- _EXERCISE GOAL_: Restate the whole listing word for word. Pictures are left out.

- _DATASET CONTENT_:
┌──
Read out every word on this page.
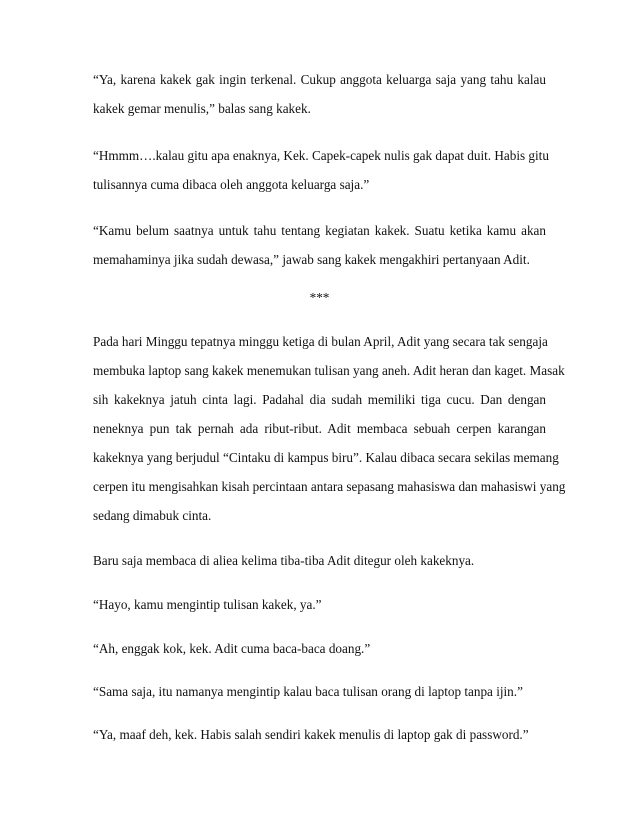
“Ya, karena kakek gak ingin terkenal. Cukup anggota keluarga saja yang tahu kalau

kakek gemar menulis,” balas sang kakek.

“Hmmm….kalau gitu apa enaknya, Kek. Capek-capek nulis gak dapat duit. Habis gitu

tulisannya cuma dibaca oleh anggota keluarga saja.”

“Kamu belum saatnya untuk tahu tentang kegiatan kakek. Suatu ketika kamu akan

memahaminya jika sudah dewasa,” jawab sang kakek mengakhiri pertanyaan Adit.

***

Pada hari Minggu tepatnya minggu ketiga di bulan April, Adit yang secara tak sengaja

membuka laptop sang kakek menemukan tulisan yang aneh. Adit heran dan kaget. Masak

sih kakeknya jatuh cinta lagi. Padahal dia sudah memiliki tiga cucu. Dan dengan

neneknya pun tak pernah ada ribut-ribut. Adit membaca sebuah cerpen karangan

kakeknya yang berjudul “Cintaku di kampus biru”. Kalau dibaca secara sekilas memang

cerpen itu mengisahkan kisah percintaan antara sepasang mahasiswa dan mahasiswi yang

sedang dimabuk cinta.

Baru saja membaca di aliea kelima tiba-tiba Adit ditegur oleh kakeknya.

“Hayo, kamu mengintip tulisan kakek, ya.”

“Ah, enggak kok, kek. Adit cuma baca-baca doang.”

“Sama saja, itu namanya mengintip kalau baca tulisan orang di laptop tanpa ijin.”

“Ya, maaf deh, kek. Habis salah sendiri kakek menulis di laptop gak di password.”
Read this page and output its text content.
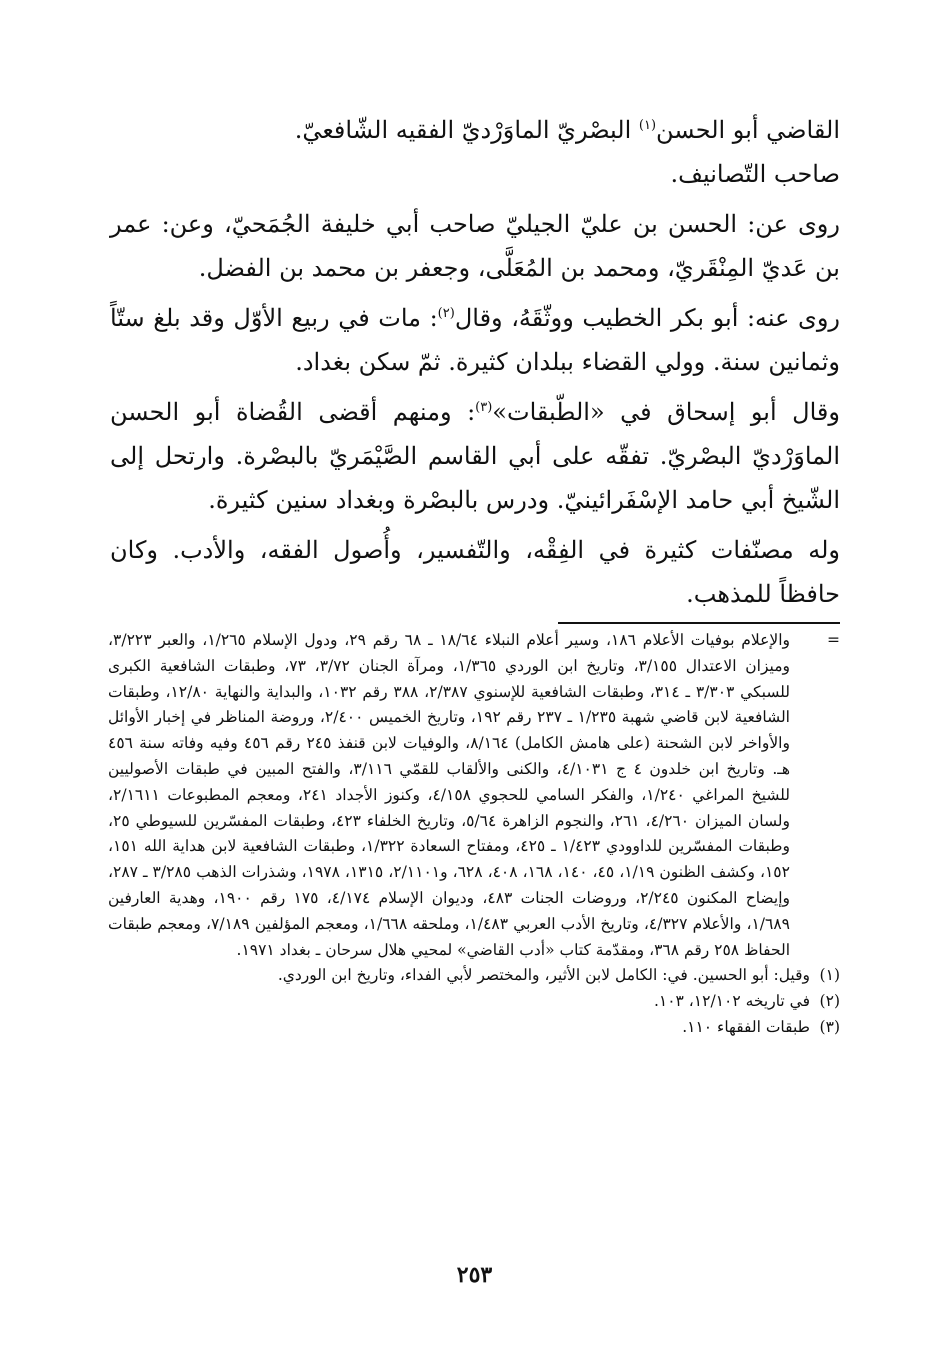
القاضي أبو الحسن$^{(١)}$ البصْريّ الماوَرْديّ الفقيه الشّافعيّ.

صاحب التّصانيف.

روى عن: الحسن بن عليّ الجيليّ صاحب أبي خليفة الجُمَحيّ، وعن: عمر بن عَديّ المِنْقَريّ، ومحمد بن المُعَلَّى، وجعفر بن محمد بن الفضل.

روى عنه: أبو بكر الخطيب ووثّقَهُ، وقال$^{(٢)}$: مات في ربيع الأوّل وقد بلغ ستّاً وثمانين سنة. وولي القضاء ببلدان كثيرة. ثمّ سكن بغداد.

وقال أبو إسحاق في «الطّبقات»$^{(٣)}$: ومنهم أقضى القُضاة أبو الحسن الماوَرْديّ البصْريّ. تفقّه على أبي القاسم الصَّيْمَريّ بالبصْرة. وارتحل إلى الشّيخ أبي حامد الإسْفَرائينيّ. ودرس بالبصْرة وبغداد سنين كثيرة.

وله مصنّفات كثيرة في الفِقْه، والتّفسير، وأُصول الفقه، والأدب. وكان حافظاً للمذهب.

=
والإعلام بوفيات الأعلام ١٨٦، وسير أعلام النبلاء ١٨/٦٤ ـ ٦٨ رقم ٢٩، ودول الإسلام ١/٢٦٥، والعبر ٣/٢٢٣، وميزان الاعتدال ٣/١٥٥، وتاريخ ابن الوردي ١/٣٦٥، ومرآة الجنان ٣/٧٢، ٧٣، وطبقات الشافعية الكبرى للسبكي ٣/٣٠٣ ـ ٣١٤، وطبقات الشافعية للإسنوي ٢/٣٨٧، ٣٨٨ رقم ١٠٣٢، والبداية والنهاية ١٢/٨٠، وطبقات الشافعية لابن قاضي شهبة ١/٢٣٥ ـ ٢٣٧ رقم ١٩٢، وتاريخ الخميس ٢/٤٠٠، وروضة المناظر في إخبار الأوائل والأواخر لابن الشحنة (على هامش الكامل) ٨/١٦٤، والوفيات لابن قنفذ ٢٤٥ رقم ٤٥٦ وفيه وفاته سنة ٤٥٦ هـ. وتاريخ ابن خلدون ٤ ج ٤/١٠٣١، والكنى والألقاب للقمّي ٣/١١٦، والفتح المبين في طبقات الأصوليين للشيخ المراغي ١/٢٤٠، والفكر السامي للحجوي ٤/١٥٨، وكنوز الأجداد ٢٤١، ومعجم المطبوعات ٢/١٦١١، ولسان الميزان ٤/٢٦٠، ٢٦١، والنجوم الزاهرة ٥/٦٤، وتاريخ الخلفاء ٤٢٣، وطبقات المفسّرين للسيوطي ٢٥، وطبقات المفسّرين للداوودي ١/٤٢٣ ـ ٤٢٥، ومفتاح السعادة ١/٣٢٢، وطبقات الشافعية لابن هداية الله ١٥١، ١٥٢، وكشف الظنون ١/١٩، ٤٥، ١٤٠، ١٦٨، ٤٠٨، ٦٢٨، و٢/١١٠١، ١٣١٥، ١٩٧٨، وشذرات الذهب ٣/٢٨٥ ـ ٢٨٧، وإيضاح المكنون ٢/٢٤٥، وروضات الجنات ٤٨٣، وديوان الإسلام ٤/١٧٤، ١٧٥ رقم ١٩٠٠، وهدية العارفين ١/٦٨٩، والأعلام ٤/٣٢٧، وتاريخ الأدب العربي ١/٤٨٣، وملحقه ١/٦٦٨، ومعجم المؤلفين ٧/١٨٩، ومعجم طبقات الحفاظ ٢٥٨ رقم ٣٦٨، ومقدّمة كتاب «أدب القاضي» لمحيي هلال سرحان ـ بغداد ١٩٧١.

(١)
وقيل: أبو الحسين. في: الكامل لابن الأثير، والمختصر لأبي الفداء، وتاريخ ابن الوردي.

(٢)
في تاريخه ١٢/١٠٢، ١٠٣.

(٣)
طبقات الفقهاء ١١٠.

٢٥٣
└──
- _RESPONSE_:
Read out every word on this page.
“Ya, karena kakek gak ingin terkenal. Cukup anggota keluarga saja yang tahu kalau

kakek gemar menulis,” balas sang kakek.

“Hmmm….kalau gitu apa enaknya, Kek. Capek-capek nulis gak dapat duit. Habis gitu

tulisannya cuma dibaca oleh anggota keluarga saja.”

“Kamu belum saatnya untuk tahu tentang kegiatan kakek. Suatu ketika kamu akan

memahaminya jika sudah dewasa,” jawab sang kakek mengakhiri pertanyaan Adit.

***

Pada hari Minggu tepatnya minggu ketiga di bulan April, Adit yang secara tak sengaja

membuka laptop sang kakek menemukan tulisan yang aneh. Adit heran dan kaget. Masak

sih kakeknya jatuh cinta lagi. Padahal dia sudah memiliki tiga cucu. Dan dengan

neneknya pun tak pernah ada ribut-ribut. Adit membaca sebuah cerpen karangan

kakeknya yang berjudul “Cintaku di kampus biru”. Kalau dibaca secara sekilas memang

cerpen itu mengisahkan kisah percintaan antara sepasang mahasiswa dan mahasiswi yang

sedang dimabuk cinta.

Baru saja membaca di aliea kelima tiba-tiba Adit ditegur oleh kakeknya.

“Hayo, kamu mengintip tulisan kakek, ya.”

“Ah, enggak kok, kek. Adit cuma baca-baca doang.”

“Sama saja, itu namanya mengintip kalau baca tulisan orang di laptop tanpa ijin.”

“Ya, maaf deh, kek. Habis salah sendiri kakek menulis di laptop gak di password.”
Read this page and output its text content.
القاضي أبو الحسن$^{(١)}$ البصْريّ الماوَرْديّ الفقيه الشّافعيّ.

صاحب التّصانيف.

روى عن: الحسن بن عليّ الجيليّ صاحب أبي خليفة الجُمَحيّ، وعن: عمر بن عَديّ المِنْقَريّ، ومحمد بن المُعَلَّى، وجعفر بن محمد بن الفضل.

روى عنه: أبو بكر الخطيب ووثّقَهُ، وقال$^{(٢)}$: مات في ربيع الأوّل وقد بلغ ستّاً وثمانين سنة. وولي القضاء ببلدان كثيرة. ثمّ سكن بغداد.

وقال أبو إسحاق في «الطّبقات»$^{(٣)}$: ومنهم أقضى القُضاة أبو الحسن الماوَرْديّ البصْريّ. تفقّه على أبي القاسم الصَّيْمَريّ بالبصْرة. وارتحل إلى الشّيخ أبي حامد الإسْفَرائينيّ. ودرس بالبصْرة وبغداد سنين كثيرة.

وله مصنّفات كثيرة في الفِقْه، والتّفسير، وأُصول الفقه، والأدب. وكان حافظاً للمذهب.

=
والإعلام بوفيات الأعلام ١٨٦، وسير أعلام النبلاء ١٨/٦٤ ـ ٦٨ رقم ٢٩، ودول الإسلام ١/٢٦٥، والعبر ٣/٢٢٣، وميزان الاعتدال ٣/١٥٥، وتاريخ ابن الوردي ١/٣٦٥، ومرآة الجنان ٣/٧٢، ٧٣، وطبقات الشافعية الكبرى للسبكي ٣/٣٠٣ ـ ٣١٤، وطبقات الشافعية للإسنوي ٢/٣٨٧، ٣٨٨ رقم ١٠٣٢، والبداية والنهاية ١٢/٨٠، وطبقات الشافعية لابن قاضي شهبة ١/٢٣٥ ـ ٢٣٧ رقم ١٩٢، وتاريخ الخميس ٢/٤٠٠، وروضة المناظر في إخبار الأوائل والأواخر لابن الشحنة (على هامش الكامل) ٨/١٦٤، والوفيات لابن قنفذ ٢٤٥ رقم ٤٥٦ وفيه وفاته سنة ٤٥٦ هـ. وتاريخ ابن خلدون ٤ ج ٤/١٠٣١، والكنى والألقاب للقمّي ٣/١١٦، والفتح المبين في طبقات الأصوليين للشيخ المراغي ١/٢٤٠، والفكر السامي للحجوي ٤/١٥٨، وكنوز الأجداد ٢٤١، ومعجم المطبوعات ٢/١٦١١، ولسان الميزان ٤/٢٦٠، ٢٦١، والنجوم الزاهرة ٥/٦٤، وتاريخ الخلفاء ٤٢٣، وطبقات المفسّرين للسيوطي ٢٥، وطبقات المفسّرين للداوودي ١/٤٢٣ ـ ٤٢٥، ومفتاح السعادة ١/٣٢٢، وطبقات الشافعية لابن هداية الله ١٥١، ١٥٢، وكشف الظنون ١/١٩، ٤٥، ١٤٠، ١٦٨، ٤٠٨، ٦٢٨، و٢/١١٠١، ١٣١٥، ١٩٧٨، وشذرات الذهب ٣/٢٨٥ ـ ٢٨٧، وإيضاح المكنون ٢/٢٤٥، وروضات الجنات ٤٨٣، وديوان الإسلام ٤/١٧٤، ١٧٥ رقم ١٩٠٠، وهدية العارفين ١/٦٨٩، والأعلام ٤/٣٢٧، وتاريخ الأدب العربي ١/٤٨٣، وملحقه ١/٦٦٨، ومعجم المؤلفين ٧/١٨٩، ومعجم طبقات الحفاظ ٢٥٨ رقم ٣٦٨، ومقدّمة كتاب «أدب القاضي» لمحيي هلال سرحان ـ بغداد ١٩٧١.

(١)
وقيل: أبو الحسين. في: الكامل لابن الأثير، والمختصر لأبي الفداء، وتاريخ ابن الوردي.

(٢)
في تاريخه ١٢/١٠٢، ١٠٣.

(٣)
طبقات الفقهاء ١١٠.

٢٥٣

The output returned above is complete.